_AIM OF THE TASK_
Sort through the data and copy the lines holding the word "when".

Stored items
_ _ _ _ _

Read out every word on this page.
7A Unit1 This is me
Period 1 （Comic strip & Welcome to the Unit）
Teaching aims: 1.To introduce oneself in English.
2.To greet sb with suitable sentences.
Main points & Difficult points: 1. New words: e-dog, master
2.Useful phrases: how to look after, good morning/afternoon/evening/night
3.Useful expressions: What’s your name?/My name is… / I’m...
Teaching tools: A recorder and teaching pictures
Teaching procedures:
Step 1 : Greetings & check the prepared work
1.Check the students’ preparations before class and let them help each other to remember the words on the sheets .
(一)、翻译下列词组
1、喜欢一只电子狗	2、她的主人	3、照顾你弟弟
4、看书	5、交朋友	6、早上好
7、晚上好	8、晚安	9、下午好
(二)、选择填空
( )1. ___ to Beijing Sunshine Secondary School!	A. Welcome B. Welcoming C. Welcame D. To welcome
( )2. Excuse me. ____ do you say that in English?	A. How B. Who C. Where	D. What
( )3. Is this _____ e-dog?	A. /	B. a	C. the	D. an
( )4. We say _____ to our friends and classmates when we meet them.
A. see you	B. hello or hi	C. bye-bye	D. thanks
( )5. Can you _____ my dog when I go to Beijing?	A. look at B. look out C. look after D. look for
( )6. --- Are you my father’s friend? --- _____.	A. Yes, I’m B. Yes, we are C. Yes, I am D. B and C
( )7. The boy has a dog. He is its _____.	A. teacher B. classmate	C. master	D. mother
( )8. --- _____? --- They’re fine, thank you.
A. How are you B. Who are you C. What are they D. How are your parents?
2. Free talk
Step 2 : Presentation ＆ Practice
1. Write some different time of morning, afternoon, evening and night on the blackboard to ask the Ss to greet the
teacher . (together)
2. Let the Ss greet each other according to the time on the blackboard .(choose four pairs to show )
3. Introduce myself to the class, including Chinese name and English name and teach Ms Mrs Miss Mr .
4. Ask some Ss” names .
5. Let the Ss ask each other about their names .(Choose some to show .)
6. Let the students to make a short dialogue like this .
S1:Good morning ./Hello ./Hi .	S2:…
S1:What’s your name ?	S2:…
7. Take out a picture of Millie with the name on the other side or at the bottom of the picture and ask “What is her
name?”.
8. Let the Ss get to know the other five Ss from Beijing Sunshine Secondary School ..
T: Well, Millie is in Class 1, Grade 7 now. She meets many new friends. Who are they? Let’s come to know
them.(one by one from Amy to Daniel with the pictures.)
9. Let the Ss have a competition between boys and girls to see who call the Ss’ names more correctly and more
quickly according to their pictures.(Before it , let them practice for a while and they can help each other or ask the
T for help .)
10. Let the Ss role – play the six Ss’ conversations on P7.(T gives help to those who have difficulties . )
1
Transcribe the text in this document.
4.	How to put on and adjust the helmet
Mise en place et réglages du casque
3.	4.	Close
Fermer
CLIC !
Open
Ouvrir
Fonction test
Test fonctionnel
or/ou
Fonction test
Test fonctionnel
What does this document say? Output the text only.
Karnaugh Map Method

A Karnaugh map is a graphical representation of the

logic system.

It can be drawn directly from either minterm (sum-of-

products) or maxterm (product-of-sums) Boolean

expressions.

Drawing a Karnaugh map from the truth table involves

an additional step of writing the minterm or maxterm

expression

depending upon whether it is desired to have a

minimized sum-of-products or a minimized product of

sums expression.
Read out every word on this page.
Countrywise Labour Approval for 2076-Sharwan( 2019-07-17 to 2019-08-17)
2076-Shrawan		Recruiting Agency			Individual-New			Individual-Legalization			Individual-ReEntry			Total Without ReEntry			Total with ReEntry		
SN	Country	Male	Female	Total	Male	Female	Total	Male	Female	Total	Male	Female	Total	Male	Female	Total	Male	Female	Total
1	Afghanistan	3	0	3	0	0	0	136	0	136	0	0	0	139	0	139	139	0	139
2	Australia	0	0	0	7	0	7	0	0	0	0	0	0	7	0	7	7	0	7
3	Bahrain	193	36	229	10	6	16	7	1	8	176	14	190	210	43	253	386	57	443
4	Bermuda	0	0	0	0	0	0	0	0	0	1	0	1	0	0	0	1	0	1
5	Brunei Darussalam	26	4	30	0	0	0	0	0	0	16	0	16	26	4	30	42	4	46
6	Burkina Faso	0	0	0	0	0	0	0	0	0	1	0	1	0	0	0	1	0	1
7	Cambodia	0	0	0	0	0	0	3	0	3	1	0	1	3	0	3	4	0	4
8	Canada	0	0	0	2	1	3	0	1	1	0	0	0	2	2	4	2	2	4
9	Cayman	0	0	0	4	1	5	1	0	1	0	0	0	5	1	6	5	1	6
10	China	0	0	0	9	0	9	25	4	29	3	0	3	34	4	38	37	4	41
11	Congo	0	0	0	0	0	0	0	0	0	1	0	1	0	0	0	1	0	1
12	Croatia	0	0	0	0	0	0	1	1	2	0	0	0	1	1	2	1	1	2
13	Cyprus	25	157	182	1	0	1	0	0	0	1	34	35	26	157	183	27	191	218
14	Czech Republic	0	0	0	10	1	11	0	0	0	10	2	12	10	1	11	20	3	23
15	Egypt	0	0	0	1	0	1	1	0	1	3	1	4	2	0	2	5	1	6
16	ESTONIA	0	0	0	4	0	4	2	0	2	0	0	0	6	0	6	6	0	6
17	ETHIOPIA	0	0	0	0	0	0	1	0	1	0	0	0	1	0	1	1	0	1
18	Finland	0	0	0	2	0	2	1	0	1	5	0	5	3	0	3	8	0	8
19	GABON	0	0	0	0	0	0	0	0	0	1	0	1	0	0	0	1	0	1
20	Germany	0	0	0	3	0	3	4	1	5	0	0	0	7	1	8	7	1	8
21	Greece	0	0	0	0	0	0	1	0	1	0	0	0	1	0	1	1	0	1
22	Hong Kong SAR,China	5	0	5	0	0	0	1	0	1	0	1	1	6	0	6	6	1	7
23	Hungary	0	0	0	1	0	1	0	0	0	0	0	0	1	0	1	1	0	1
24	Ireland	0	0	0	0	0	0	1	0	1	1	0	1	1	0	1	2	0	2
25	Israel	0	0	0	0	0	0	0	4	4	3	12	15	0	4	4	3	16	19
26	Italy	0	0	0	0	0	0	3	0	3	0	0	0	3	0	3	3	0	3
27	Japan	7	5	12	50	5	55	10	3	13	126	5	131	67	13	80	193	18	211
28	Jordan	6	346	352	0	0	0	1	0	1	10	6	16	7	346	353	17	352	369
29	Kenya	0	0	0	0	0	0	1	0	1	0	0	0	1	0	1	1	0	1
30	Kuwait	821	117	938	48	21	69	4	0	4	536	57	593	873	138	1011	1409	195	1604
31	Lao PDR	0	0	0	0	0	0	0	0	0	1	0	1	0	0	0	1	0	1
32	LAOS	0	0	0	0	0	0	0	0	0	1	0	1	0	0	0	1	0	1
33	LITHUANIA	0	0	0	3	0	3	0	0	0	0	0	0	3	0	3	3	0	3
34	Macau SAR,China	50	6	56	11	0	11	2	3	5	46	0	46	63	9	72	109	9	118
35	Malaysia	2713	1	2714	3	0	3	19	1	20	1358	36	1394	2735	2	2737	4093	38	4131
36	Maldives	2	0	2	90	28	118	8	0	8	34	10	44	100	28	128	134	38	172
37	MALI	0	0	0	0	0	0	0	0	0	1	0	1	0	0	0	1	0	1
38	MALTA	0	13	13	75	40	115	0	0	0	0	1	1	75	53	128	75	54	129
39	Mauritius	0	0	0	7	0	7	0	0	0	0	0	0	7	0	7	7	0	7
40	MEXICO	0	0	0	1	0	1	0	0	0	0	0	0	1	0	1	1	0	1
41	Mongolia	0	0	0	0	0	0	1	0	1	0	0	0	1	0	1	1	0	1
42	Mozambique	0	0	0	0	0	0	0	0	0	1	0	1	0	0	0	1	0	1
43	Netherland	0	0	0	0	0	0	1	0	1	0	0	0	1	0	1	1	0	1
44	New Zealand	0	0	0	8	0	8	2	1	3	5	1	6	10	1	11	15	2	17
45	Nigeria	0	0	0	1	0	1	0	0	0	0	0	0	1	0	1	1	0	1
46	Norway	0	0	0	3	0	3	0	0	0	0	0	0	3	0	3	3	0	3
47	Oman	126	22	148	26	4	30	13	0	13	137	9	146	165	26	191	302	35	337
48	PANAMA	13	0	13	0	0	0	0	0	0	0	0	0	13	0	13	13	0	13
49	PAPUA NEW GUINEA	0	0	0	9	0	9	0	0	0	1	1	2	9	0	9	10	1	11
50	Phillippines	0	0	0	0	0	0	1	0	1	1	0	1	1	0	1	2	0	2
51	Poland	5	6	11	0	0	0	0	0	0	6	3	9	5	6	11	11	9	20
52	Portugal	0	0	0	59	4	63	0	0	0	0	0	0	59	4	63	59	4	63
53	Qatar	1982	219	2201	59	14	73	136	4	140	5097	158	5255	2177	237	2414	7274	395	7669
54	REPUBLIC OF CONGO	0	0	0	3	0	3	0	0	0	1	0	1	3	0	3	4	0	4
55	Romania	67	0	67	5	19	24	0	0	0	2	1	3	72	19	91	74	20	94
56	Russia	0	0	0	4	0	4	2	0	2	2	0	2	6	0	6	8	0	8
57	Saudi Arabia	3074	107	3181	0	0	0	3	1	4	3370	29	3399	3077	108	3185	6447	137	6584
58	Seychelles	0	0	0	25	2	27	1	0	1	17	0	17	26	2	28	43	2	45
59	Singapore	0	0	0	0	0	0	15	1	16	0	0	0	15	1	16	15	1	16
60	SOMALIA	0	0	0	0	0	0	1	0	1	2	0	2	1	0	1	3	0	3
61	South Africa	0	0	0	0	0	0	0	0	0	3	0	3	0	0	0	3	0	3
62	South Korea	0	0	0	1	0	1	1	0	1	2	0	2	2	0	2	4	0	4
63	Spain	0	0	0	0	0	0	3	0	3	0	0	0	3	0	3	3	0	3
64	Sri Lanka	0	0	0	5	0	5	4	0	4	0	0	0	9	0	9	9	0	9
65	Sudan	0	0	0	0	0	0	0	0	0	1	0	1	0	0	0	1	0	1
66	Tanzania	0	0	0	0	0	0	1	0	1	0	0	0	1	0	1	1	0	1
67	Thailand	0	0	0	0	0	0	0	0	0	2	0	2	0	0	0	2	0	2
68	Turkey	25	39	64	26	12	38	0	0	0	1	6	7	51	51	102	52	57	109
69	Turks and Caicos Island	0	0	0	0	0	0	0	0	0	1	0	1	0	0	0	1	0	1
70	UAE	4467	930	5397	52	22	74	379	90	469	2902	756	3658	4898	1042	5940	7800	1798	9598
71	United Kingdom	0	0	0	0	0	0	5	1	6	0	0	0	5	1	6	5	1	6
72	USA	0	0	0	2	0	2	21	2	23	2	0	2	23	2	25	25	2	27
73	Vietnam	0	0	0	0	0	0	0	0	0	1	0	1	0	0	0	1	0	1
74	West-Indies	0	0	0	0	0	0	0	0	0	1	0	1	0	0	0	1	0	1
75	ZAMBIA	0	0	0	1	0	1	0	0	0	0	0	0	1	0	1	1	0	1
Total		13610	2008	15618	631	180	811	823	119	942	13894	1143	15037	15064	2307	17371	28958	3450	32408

_ _ _ _ _

_SOLUTION FOR THIS TASK_
( )4. We say _____ to our friends and classmates when we meet them.
( )5. Can you _____ my dog when I go to Beijing?	A. look at B. look out C. look after D. look for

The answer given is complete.